Dataset records:
↓↓↓

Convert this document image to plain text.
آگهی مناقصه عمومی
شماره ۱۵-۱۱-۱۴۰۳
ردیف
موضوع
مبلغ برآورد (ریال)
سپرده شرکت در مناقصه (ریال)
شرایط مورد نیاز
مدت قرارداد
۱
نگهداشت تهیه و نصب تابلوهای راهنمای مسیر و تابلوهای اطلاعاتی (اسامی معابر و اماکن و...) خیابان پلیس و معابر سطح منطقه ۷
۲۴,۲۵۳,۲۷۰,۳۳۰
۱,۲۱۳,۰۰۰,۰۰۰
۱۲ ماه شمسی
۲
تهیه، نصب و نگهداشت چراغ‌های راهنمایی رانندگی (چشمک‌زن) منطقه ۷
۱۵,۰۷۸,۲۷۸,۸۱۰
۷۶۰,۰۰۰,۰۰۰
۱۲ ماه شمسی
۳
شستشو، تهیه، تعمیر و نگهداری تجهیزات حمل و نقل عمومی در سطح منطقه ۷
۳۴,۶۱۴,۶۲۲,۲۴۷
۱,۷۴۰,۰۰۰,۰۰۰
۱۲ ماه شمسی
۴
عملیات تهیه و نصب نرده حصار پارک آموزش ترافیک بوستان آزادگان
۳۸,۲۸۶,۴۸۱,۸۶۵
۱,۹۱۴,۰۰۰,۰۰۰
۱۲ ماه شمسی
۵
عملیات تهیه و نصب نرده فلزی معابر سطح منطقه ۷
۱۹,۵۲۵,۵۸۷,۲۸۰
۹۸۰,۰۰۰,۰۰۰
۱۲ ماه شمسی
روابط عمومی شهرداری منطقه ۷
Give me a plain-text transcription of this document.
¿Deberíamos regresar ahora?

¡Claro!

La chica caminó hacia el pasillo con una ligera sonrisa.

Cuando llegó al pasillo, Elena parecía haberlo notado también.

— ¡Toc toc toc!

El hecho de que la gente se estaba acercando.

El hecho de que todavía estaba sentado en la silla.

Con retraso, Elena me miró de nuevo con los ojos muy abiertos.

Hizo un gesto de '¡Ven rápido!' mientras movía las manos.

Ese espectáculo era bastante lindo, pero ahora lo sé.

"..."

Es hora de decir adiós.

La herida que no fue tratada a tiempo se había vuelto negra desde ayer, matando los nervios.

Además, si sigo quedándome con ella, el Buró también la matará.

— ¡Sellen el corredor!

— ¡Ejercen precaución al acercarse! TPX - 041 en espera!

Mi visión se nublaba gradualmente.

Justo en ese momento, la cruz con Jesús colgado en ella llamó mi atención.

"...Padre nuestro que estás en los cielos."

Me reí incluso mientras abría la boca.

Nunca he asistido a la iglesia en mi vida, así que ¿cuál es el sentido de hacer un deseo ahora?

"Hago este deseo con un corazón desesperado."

↑↑↑

• _YOUR TASK_:
Please list every line of the records that contains "hecho".

• _ANSWER TO THE PROBLEM_:
El hecho de que la gente se estaba acercando.
El hecho de que todavía estaba sentado en la silla.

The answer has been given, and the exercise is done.